● **Aim of the exercise**:
Count the lines in the records below that contain the word "KIVRAK", and reply with only that number.

● **Available records**:
········

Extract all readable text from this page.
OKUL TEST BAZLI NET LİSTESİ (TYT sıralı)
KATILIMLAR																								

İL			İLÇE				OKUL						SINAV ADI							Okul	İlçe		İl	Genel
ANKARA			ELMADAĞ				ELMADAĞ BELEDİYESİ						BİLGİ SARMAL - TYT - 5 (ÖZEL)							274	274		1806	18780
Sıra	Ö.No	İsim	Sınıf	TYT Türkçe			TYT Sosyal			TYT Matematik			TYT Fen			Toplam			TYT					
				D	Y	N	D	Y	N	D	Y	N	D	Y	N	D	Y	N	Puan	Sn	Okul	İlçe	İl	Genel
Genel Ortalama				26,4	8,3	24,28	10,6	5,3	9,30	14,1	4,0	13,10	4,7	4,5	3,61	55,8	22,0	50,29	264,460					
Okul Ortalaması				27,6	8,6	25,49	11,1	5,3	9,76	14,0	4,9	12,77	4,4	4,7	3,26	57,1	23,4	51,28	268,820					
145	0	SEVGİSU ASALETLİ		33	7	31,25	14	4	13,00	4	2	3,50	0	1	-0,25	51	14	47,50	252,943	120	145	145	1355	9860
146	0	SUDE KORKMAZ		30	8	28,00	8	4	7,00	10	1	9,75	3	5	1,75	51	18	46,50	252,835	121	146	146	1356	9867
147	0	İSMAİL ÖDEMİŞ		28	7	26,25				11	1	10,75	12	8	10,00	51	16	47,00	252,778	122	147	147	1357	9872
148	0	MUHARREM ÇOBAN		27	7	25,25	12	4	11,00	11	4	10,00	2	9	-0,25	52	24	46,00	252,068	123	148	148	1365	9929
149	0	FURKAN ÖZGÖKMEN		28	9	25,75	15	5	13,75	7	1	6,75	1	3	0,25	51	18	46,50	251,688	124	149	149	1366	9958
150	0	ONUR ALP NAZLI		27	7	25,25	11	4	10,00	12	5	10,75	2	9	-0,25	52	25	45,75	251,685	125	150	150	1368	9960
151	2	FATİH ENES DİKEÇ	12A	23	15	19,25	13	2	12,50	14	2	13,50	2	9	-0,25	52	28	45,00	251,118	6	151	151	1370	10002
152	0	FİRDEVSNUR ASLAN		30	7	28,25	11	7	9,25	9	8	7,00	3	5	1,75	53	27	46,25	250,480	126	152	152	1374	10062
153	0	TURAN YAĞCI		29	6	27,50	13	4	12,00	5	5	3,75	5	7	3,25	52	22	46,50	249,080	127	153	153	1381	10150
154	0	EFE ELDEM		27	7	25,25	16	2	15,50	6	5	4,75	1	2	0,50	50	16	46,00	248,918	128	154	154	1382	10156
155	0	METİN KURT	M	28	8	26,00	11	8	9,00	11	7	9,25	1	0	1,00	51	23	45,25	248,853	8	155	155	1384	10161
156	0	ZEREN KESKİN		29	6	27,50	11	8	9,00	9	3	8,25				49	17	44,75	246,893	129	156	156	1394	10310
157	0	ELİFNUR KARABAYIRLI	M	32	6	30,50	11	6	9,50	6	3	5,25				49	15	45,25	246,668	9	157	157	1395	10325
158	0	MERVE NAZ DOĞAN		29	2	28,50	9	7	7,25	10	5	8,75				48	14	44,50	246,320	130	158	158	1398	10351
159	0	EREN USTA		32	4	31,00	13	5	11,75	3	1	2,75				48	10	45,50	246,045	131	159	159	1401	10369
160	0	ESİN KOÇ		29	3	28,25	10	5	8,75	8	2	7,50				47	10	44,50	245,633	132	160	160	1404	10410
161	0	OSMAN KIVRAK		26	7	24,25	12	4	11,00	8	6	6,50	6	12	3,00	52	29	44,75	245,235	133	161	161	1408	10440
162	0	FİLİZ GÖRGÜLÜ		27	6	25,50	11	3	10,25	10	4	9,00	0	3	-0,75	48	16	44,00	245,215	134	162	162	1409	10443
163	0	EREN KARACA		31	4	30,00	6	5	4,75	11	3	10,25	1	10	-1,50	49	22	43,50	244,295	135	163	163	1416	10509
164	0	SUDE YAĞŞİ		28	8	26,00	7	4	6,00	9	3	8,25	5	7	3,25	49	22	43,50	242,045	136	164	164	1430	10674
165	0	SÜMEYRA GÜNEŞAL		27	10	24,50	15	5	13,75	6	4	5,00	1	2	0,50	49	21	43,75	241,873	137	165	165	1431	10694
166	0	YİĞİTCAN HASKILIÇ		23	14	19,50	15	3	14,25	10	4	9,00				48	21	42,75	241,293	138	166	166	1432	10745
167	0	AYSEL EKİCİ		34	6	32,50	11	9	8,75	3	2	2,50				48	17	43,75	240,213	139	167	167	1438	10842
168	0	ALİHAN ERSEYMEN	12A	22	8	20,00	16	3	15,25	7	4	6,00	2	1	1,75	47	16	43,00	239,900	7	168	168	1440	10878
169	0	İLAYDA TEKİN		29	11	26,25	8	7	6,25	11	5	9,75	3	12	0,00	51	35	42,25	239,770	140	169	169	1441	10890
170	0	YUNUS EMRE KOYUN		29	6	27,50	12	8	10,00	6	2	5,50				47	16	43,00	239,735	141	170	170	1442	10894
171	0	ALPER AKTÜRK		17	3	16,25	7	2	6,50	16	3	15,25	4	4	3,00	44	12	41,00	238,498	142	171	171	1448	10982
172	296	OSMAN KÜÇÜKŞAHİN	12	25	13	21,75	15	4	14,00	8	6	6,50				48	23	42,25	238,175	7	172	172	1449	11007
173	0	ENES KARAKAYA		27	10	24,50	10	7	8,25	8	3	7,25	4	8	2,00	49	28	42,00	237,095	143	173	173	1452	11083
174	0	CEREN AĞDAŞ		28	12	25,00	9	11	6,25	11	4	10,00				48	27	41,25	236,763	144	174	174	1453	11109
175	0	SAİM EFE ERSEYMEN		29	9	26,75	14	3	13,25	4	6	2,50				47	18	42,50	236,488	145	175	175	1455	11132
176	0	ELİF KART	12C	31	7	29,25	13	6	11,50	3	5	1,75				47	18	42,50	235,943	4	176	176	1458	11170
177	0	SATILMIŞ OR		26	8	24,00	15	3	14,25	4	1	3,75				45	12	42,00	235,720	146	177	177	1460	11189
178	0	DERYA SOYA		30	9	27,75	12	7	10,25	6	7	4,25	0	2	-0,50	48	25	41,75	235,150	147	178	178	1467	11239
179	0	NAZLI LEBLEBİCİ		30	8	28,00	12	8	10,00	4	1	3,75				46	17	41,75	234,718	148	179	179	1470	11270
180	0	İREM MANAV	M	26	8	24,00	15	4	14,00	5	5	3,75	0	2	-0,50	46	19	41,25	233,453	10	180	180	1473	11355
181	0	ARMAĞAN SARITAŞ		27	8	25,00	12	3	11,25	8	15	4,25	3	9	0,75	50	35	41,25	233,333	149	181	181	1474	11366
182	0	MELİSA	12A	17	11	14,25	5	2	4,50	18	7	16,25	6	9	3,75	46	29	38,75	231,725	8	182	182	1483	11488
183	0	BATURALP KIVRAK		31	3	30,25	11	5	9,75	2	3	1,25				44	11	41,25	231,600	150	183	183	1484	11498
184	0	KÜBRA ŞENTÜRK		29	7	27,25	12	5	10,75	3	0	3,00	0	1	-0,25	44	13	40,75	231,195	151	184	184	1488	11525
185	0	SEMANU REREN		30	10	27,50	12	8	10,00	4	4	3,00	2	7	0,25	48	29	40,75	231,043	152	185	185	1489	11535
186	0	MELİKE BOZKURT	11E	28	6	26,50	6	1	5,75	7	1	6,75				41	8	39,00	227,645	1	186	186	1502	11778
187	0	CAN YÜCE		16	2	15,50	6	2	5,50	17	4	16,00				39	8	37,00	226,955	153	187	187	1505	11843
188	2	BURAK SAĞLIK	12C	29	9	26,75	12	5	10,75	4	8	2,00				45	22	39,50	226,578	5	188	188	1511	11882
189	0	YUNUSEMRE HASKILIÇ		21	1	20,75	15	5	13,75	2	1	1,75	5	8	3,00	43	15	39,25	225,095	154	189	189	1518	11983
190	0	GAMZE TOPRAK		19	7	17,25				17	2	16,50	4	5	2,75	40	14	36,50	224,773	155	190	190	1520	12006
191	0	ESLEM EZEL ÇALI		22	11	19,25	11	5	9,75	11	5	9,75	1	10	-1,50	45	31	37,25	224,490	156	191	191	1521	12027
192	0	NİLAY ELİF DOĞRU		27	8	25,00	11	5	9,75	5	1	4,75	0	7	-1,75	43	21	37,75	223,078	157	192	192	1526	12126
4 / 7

········

● **Exercise solution**:
2